> [Task data]
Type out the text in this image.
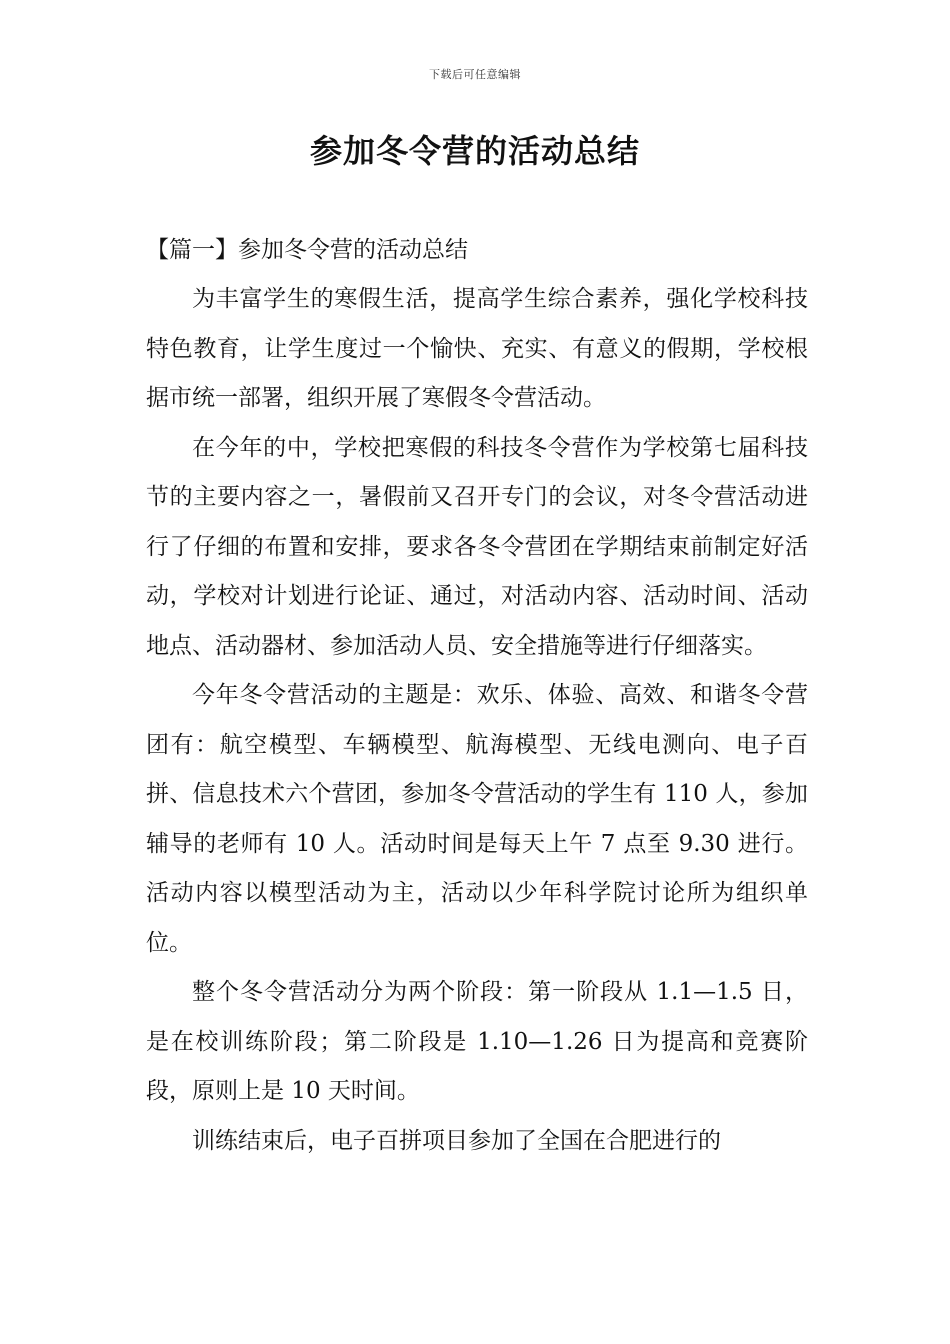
下载后可任意编辑
参加冬令营的活动总结
【篇一】参加冬令营的活动总结

为丰富学生的寒假生活，提高学生综合素养，强化学校科技特色教育，让学生度过一个愉快、充实、有意义的假期，学校根据市统一部署，组织开展了寒假冬令营活动。

在今年的中，学校把寒假的科技冬令营作为学校第七届科技节的主要内容之一，暑假前又召开专门的会议，对冬令营活动进行了仔细的布置和安排，要求各冬令营团在学期结束前制定好活动，学校对计划进行论证、通过，对活动内容、活动时间、活动地点、活动器材、参加活动人员、安全措施等进行仔细落实。

今年冬令营活动的主题是：欢乐、体验、高效、和谐冬令营团有：航空模型、车辆模型、航海模型、无线电测向、电子百拼、信息技术六个营团，参加冬令营活动的学生有 110 人，参加辅导的老师有 10 人。活动时间是每天上午 7 点至 9.30 进行。活动内容以模型活动为主，活动以少年科学院讨论所为组织单位。

整个冬令营活动分为两个阶段：第一阶段从 1.1—1.5 日，是在校训练阶段；第二阶段是 1.10—1.26 日为提高和竞赛阶段，原则上是 10 天时间。

训练结束后，电子百拼项目参加了全国在合肥进行的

> [Aim of the task]
Write the full listing out again with every line unchanged, but include no pictures.

> [Reply to the exercise]
Type out the text in this image.
下载后可任意编辑
参加冬令营的活动总结
【篇一】参加冬令营的活动总结

为丰富学生的寒假生活，提高学生综合素养，强化学校科技特色教育，让学生度过一个愉快、充实、有意义的假期，学校根据市统一部署，组织开展了寒假冬令营活动。

在今年的中，学校把寒假的科技冬令营作为学校第七届科技节的主要内容之一，暑假前又召开专门的会议，对冬令营活动进行了仔细的布置和安排，要求各冬令营团在学期结束前制定好活动，学校对计划进行论证、通过，对活动内容、活动时间、活动地点、活动器材、参加活动人员、安全措施等进行仔细落实。

今年冬令营活动的主题是：欢乐、体验、高效、和谐冬令营团有：航空模型、车辆模型、航海模型、无线电测向、电子百拼、信息技术六个营团，参加冬令营活动的学生有 110 人，参加辅导的老师有 10 人。活动时间是每天上午 7 点至 9.30 进行。活动内容以模型活动为主，活动以少年科学院讨论所为组织单位。

整个冬令营活动分为两个阶段：第一阶段从 1.1—1.5 日，是在校训练阶段；第二阶段是 1.10—1.26 日为提高和竞赛阶段，原则上是 10 天时间。

训练结束后，电子百拼项目参加了全国在合肥进行的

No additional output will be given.